Exercise requirements – All of the records below need to be copied exactly.
>> BEGIN Data rows
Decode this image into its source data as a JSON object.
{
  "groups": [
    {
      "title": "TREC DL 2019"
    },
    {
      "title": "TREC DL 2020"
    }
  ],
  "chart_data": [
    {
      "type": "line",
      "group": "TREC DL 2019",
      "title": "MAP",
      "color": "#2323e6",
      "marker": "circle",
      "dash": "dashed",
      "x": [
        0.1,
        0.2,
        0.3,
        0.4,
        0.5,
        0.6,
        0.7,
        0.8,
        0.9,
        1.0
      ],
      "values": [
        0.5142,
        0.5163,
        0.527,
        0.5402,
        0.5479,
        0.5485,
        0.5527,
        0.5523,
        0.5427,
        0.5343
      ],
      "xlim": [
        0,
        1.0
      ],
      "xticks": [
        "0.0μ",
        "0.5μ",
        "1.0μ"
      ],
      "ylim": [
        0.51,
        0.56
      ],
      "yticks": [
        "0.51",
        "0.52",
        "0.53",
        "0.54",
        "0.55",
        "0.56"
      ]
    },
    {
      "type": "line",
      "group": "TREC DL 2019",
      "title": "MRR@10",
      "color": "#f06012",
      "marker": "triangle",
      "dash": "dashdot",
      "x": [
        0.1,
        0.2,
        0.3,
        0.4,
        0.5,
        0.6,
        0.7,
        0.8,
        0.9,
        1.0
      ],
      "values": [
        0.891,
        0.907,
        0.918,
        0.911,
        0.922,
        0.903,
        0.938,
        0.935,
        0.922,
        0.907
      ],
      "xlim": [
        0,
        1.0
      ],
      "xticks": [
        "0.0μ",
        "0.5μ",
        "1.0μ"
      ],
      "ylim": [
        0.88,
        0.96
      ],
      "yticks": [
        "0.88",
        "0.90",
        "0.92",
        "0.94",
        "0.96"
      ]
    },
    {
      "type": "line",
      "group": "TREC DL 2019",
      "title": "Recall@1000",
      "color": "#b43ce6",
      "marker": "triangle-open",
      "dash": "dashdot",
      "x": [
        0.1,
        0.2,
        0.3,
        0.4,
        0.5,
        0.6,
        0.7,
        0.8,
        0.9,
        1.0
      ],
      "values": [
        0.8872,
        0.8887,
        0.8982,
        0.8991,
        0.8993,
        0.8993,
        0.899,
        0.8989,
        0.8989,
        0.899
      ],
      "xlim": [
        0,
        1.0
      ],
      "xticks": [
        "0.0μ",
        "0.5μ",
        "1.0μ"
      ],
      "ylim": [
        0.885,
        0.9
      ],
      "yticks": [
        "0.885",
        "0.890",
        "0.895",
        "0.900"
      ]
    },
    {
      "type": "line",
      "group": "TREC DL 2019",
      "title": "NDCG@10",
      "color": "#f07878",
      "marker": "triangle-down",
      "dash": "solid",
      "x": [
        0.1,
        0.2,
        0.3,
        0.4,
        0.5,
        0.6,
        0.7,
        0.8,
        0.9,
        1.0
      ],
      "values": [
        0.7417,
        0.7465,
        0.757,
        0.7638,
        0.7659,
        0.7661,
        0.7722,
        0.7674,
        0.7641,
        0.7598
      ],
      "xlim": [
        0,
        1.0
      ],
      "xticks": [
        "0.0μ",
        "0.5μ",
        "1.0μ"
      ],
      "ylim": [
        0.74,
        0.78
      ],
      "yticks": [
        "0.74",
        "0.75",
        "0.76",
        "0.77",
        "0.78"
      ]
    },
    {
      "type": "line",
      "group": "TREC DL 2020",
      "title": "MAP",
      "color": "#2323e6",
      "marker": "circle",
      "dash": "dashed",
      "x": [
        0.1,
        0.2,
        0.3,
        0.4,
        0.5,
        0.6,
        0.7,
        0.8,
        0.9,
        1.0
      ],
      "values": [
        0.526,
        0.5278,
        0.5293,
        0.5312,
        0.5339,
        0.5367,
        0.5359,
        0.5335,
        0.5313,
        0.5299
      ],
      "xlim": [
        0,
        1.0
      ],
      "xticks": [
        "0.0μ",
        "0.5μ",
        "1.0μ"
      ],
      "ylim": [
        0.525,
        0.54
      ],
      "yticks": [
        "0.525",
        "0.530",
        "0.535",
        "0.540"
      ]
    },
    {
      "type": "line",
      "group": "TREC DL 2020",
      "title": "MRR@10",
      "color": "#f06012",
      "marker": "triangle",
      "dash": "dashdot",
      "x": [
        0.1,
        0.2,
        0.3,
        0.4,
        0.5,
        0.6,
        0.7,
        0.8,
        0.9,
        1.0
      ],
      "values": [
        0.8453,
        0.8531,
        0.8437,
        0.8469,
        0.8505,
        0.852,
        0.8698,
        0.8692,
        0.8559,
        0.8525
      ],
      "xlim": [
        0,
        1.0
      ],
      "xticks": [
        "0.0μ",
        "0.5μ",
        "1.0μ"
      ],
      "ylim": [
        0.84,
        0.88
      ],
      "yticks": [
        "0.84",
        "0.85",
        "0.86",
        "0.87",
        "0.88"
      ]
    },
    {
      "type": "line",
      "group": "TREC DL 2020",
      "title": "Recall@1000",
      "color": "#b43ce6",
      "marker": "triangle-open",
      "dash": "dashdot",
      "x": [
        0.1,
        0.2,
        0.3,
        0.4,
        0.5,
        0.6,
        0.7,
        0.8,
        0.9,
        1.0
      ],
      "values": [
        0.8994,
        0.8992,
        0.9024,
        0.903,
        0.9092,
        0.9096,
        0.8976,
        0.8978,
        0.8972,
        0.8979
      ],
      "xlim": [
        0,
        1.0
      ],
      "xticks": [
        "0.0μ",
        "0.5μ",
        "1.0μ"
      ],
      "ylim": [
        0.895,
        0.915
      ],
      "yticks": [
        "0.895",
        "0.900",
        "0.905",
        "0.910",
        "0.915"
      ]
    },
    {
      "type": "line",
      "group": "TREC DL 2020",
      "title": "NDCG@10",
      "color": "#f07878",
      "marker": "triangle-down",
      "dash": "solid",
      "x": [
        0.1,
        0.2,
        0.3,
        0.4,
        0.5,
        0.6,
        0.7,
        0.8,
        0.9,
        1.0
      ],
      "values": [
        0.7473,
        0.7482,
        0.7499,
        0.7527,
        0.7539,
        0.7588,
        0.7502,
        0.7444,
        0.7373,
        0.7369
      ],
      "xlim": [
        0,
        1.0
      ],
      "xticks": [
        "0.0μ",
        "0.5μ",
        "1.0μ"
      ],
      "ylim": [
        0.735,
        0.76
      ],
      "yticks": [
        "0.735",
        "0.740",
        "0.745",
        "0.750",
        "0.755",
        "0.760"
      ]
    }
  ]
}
>> END Data rows
Result for this task –
Decode this image into its source data as a JSON object.
{
  "groups": [
    {
      "title": "TREC DL 2019"
    },
    {
      "title": "TREC DL 2020"
    }
  ],
  "chart_data": [
    {
      "type": "line",
      "group": "TREC DL 2019",
      "title": "MAP",
      "color": "#2323e6",
      "marker": "circle",
      "dash": "dashed",
      "x": [
        0.1,
        0.2,
        0.3,
        0.4,
        0.5,
        0.6,
        0.7,
        0.8,
        0.9,
        1.0
      ],
      "values": [
        0.5142,
        0.5163,
        0.527,
        0.5402,
        0.5479,
        0.5485,
        0.5527,
        0.5523,
        0.5427,
        0.5343
      ],
      "xlim": [
        0,
        1.0
      ],
      "xticks": [
        "0.0μ",
        "0.5μ",
        "1.0μ"
      ],
      "ylim": [
        0.51,
        0.56
      ],
      "yticks": [
        "0.51",
        "0.52",
        "0.53",
        "0.54",
        "0.55",
        "0.56"
      ]
    },
    {
      "type": "line",
      "group": "TREC DL 2019",
      "title": "MRR@10",
      "color": "#f06012",
      "marker": "triangle",
      "dash": "dashdot",
      "x": [
        0.1,
        0.2,
        0.3,
        0.4,
        0.5,
        0.6,
        0.7,
        0.8,
        0.9,
        1.0
      ],
      "values": [
        0.891,
        0.907,
        0.918,
        0.911,
        0.922,
        0.903,
        0.938,
        0.935,
        0.922,
        0.907
      ],
      "xlim": [
        0,
        1.0
      ],
      "xticks": [
        "0.0μ",
        "0.5μ",
        "1.0μ"
      ],
      "ylim": [
        0.88,
        0.96
      ],
      "yticks": [
        "0.88",
        "0.90",
        "0.92",
        "0.94",
        "0.96"
      ]
    },
    {
      "type": "line",
      "group": "TREC DL 2019",
      "title": "Recall@1000",
      "color": "#b43ce6",
      "marker": "triangle-open",
      "dash": "dashdot",
      "x": [
        0.1,
        0.2,
        0.3,
        0.4,
        0.5,
        0.6,
        0.7,
        0.8,
        0.9,
        1.0
      ],
      "values": [
        0.8872,
        0.8887,
        0.8982,
        0.8991,
        0.8993,
        0.8993,
        0.899,
        0.8989,
        0.8989,
        0.899
      ],
      "xlim": [
        0,
        1.0
      ],
      "xticks": [
        "0.0μ",
        "0.5μ",
        "1.0μ"
      ],
      "ylim": [
        0.885,
        0.9
      ],
      "yticks": [
        "0.885",
        "0.890",
        "0.895",
        "0.900"
      ]
    },
    {
      "type": "line",
      "group": "TREC DL 2019",
      "title": "NDCG@10",
      "color": "#f07878",
      "marker": "triangle-down",
      "dash": "solid",
      "x": [
        0.1,
        0.2,
        0.3,
        0.4,
        0.5,
        0.6,
        0.7,
        0.8,
        0.9,
        1.0
      ],
      "values": [
        0.7417,
        0.7465,
        0.757,
        0.7638,
        0.7659,
        0.7661,
        0.7722,
        0.7674,
        0.7641,
        0.7598
      ],
      "xlim": [
        0,
        1.0
      ],
      "xticks": [
        "0.0μ",
        "0.5μ",
        "1.0μ"
      ],
      "ylim": [
        0.74,
        0.78
      ],
      "yticks": [
        "0.74",
        "0.75",
        "0.76",
        "0.77",
        "0.78"
      ]
    },
    {
      "type": "line",
      "group": "TREC DL 2020",
      "title": "MAP",
      "color": "#2323e6",
      "marker": "circle",
      "dash": "dashed",
      "x": [
        0.1,
        0.2,
        0.3,
        0.4,
        0.5,
        0.6,
        0.7,
        0.8,
        0.9,
        1.0
      ],
      "values": [
        0.526,
        0.5278,
        0.5293,
        0.5312,
        0.5339,
        0.5367,
        0.5359,
        0.5335,
        0.5313,
        0.5299
      ],
      "xlim": [
        0,
        1.0
      ],
      "xticks": [
        "0.0μ",
        "0.5μ",
        "1.0μ"
      ],
      "ylim": [
        0.525,
        0.54
      ],
      "yticks": [
        "0.525",
        "0.530",
        "0.535",
        "0.540"
      ]
    },
    {
      "type": "line",
      "group": "TREC DL 2020",
      "title": "MRR@10",
      "color": "#f06012",
      "marker": "triangle",
      "dash": "dashdot",
      "x": [
        0.1,
        0.2,
        0.3,
        0.4,
        0.5,
        0.6,
        0.7,
        0.8,
        0.9,
        1.0
      ],
      "values": [
        0.8453,
        0.8531,
        0.8437,
        0.8469,
        0.8505,
        0.852,
        0.8698,
        0.8692,
        0.8559,
        0.8525
      ],
      "xlim": [
        0,
        1.0
      ],
      "xticks": [
        "0.0μ",
        "0.5μ",
        "1.0μ"
      ],
      "ylim": [
        0.84,
        0.88
      ],
      "yticks": [
        "0.84",
        "0.85",
        "0.86",
        "0.87",
        "0.88"
      ]
    },
    {
      "type": "line",
      "group": "TREC DL 2020",
      "title": "Recall@1000",
      "color": "#b43ce6",
      "marker": "triangle-open",
      "dash": "dashdot",
      "x": [
        0.1,
        0.2,
        0.3,
        0.4,
        0.5,
        0.6,
        0.7,
        0.8,
        0.9,
        1.0
      ],
      "values": [
        0.8994,
        0.8992,
        0.9024,
        0.903,
        0.9092,
        0.9096,
        0.8976,
        0.8978,
        0.8972,
        0.8979
      ],
      "xlim": [
        0,
        1.0
      ],
      "xticks": [
        "0.0μ",
        "0.5μ",
        "1.0μ"
      ],
      "ylim": [
        0.895,
        0.915
      ],
      "yticks": [
        "0.895",
        "0.900",
        "0.905",
        "0.910",
        "0.915"
      ]
    },
    {
      "type": "line",
      "group": "TREC DL 2020",
      "title": "NDCG@10",
      "color": "#f07878",
      "marker": "triangle-down",
      "dash": "solid",
      "x": [
        0.1,
        0.2,
        0.3,
        0.4,
        0.5,
        0.6,
        0.7,
        0.8,
        0.9,
        1.0
      ],
      "values": [
        0.7473,
        0.7482,
        0.7499,
        0.7527,
        0.7539,
        0.7588,
        0.7502,
        0.7444,
        0.7373,
        0.7369
      ],
      "xlim": [
        0,
        1.0
      ],
      "xticks": [
        "0.0μ",
        "0.5μ",
        "1.0μ"
      ],
      "ylim": [
        0.735,
        0.76
      ],
      "yticks": [
        "0.735",
        "0.740",
        "0.745",
        "0.750",
        "0.755",
        "0.760"
      ]
    }
  ]
}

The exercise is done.